[Stored data]
------------------------------
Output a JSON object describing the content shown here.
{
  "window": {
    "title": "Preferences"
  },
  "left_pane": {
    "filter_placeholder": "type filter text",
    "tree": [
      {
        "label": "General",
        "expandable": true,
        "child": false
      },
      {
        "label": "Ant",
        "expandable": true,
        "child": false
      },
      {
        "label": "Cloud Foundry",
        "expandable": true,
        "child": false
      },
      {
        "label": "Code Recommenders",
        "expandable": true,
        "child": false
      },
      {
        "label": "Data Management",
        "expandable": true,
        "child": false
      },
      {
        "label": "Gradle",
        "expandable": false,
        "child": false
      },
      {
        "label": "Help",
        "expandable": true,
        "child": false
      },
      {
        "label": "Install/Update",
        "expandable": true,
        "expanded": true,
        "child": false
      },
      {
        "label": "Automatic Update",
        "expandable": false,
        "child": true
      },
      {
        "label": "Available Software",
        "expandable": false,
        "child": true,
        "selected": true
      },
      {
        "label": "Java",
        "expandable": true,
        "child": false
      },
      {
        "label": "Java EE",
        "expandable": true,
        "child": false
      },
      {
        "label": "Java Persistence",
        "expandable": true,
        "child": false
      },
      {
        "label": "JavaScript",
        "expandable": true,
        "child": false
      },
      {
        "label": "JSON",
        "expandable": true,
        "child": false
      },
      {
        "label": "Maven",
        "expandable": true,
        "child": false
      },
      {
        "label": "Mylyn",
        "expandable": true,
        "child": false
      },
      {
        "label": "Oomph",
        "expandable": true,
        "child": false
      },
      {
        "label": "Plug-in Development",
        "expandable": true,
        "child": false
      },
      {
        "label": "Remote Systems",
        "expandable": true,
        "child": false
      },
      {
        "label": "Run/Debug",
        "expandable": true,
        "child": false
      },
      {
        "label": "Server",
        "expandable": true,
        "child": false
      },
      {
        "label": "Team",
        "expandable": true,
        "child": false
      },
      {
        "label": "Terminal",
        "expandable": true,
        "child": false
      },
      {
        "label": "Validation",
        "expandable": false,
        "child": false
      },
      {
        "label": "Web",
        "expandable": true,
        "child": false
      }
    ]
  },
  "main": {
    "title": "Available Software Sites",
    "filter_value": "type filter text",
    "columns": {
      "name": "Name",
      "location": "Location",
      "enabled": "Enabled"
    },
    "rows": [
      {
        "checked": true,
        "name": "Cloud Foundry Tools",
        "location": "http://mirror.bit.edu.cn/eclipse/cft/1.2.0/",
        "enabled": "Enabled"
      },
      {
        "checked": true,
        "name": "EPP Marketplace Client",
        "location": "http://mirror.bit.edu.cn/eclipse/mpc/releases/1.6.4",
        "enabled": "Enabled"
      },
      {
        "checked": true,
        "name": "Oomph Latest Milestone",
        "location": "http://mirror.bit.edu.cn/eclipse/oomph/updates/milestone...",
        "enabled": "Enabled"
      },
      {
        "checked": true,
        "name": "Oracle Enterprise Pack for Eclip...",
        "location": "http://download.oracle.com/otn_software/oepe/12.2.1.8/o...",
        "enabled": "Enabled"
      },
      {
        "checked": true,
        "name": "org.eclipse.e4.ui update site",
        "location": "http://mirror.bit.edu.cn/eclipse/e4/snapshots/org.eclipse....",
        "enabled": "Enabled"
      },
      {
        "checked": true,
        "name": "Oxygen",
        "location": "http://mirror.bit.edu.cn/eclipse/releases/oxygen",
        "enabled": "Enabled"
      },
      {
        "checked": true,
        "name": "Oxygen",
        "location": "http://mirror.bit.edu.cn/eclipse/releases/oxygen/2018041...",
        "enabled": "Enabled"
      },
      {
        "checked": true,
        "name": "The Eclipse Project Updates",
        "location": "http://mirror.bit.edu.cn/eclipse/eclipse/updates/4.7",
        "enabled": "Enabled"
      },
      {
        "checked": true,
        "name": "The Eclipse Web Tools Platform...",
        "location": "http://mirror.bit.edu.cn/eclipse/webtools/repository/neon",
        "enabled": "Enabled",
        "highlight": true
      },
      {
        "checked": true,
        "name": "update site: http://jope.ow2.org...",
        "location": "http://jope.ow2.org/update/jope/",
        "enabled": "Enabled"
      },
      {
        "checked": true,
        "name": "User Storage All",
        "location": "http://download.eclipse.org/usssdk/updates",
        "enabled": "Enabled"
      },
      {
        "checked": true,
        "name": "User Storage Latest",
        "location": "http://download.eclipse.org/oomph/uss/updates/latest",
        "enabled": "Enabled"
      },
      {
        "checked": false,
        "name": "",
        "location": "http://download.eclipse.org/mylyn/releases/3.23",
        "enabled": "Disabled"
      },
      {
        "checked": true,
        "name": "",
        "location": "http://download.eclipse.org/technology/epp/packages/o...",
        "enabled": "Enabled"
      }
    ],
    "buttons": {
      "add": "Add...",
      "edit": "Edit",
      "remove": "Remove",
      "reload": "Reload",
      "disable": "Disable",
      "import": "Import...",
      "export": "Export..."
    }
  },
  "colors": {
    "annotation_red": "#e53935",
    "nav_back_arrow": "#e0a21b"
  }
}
------------------------------
_What you have to do_: Report all lines of the data that include the word "User".

_Written answer_:
        "name": "User Storage All",
        "name": "User Storage Latest",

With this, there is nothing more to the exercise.